→ **Requirement**
Below are records; work out how many of their lines hold the string "leaders" and give that number alone.

→ **Excerpt from a dataset**
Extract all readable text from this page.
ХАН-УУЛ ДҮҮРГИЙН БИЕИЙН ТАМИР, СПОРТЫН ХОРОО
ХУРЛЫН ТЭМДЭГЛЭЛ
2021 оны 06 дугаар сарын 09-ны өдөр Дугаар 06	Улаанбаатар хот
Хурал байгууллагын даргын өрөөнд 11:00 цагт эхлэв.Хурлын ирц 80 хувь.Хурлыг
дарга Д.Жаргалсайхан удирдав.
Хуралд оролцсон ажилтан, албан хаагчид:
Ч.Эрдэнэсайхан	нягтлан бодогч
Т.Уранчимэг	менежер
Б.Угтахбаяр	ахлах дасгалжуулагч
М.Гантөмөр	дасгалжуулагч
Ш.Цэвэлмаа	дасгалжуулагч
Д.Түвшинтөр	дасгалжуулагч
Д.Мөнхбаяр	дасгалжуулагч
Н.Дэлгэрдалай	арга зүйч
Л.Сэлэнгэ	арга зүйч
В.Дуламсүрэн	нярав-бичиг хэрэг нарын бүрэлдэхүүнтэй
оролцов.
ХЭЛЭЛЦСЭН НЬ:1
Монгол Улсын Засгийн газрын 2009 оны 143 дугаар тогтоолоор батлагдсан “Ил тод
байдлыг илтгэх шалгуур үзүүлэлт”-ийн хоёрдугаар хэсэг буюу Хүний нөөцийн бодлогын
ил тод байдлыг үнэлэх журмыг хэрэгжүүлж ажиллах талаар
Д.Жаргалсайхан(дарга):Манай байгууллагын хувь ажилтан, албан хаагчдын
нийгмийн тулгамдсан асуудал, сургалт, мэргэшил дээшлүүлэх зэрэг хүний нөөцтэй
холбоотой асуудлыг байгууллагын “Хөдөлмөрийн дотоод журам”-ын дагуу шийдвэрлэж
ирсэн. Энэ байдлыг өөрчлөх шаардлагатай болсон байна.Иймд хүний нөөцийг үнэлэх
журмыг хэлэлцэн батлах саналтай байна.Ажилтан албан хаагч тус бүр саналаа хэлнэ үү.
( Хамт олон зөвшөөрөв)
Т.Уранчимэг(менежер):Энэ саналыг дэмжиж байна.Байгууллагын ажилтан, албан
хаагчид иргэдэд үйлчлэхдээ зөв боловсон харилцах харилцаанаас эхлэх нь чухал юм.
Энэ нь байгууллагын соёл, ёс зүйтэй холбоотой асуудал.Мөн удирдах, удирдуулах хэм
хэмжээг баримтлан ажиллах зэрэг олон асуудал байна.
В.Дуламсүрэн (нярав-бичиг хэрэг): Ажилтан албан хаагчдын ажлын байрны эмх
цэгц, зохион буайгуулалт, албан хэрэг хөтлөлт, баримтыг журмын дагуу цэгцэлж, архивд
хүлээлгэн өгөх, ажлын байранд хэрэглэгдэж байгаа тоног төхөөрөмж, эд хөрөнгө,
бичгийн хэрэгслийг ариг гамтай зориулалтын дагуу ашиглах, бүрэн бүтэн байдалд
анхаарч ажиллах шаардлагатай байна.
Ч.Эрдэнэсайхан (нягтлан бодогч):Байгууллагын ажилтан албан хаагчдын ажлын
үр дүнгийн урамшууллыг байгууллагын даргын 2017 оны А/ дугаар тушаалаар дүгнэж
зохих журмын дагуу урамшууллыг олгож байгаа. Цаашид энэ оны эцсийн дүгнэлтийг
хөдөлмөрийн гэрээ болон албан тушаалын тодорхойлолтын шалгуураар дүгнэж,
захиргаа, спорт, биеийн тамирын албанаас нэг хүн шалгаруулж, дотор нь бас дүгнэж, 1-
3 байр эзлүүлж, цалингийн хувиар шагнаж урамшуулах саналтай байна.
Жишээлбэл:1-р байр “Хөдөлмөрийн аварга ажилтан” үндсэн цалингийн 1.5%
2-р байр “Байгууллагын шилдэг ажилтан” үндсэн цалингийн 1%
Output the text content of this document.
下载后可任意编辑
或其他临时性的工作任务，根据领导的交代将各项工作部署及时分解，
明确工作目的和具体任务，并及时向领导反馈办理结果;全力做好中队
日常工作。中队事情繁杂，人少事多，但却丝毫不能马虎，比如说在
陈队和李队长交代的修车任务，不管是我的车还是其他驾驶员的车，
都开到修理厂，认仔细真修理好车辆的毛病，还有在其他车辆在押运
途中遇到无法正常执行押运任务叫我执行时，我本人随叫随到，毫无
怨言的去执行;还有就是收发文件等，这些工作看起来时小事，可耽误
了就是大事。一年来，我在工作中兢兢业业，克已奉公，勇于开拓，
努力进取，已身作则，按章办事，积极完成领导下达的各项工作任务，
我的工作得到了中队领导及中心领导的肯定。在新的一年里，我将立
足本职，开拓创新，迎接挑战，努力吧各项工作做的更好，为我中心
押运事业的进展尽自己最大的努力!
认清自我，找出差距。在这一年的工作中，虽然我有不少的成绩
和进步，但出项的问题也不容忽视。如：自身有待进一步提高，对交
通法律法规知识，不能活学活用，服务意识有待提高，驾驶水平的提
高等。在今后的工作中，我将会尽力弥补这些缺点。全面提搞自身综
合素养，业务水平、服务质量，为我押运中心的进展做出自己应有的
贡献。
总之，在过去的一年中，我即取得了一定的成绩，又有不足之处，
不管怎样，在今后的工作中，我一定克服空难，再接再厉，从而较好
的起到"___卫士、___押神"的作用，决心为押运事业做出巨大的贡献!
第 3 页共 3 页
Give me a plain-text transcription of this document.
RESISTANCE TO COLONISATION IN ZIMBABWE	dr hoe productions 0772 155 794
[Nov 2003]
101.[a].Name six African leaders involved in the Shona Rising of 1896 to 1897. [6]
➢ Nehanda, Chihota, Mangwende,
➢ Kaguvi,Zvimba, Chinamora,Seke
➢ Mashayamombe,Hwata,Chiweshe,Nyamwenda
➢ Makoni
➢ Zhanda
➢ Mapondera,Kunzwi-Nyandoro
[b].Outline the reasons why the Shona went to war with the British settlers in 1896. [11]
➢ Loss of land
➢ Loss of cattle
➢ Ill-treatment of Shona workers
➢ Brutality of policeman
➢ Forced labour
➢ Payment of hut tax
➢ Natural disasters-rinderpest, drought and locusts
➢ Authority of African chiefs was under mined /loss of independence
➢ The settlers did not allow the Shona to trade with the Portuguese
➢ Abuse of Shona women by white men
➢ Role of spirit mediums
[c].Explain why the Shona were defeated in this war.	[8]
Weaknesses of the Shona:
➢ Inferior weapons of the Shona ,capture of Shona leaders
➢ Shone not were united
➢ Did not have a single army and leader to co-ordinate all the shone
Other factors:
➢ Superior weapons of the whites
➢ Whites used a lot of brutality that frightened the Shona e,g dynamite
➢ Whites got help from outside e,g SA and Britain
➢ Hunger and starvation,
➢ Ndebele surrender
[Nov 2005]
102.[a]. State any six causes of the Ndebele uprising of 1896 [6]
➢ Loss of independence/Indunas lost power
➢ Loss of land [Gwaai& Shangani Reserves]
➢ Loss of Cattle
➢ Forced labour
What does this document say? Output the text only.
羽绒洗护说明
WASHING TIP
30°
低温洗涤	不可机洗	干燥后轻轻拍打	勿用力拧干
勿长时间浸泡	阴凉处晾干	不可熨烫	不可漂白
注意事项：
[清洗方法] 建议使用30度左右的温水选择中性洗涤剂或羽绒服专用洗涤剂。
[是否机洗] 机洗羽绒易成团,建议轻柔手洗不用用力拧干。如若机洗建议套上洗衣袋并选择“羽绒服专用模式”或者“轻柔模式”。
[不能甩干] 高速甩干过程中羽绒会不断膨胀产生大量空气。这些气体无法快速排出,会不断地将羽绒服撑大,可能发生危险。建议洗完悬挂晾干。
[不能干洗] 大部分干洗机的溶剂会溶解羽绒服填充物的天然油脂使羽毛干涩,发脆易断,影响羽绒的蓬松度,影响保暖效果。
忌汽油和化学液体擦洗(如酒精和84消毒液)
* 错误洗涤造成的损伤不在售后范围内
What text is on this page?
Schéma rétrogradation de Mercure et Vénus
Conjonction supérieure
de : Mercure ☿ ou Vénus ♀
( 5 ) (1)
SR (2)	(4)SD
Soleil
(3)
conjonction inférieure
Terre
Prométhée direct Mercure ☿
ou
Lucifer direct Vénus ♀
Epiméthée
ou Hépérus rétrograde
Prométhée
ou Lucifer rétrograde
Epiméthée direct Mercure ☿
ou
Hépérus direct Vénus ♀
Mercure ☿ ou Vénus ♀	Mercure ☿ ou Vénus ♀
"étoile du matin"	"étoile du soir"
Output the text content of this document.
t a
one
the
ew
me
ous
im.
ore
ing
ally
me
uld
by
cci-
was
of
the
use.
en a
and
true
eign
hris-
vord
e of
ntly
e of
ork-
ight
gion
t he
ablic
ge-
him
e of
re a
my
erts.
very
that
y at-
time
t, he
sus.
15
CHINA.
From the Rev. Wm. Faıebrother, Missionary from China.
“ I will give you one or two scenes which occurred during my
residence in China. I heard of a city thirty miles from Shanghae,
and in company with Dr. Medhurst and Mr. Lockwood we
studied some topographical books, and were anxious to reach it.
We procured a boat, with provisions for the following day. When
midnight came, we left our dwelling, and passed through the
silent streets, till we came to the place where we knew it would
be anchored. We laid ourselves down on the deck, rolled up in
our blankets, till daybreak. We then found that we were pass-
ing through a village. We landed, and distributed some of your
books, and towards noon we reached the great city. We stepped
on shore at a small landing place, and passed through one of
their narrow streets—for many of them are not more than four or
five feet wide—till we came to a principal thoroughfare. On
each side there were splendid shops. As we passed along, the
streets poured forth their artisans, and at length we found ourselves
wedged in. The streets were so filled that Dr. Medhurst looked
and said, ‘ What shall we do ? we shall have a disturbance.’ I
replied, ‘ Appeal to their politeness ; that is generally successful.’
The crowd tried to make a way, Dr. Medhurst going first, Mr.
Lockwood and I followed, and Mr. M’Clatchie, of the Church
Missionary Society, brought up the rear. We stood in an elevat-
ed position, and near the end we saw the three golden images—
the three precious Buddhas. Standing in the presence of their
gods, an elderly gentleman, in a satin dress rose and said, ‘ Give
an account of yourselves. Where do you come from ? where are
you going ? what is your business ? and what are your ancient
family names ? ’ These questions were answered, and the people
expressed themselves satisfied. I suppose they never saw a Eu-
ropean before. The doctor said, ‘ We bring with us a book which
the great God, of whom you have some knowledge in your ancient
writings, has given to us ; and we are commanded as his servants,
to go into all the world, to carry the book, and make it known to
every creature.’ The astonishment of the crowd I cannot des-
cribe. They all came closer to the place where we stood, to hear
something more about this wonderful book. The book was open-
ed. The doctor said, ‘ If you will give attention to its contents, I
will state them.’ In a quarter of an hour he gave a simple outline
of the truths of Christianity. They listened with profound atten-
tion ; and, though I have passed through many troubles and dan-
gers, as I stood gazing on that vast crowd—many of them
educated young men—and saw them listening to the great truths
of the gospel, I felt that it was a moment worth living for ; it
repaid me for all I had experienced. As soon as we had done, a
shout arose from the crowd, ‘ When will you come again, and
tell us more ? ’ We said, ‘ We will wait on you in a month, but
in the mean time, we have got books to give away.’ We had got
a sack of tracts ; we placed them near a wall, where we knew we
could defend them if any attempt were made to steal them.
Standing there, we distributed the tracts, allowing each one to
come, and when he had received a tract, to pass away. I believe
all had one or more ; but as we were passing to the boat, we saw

→ **Finished answer**
2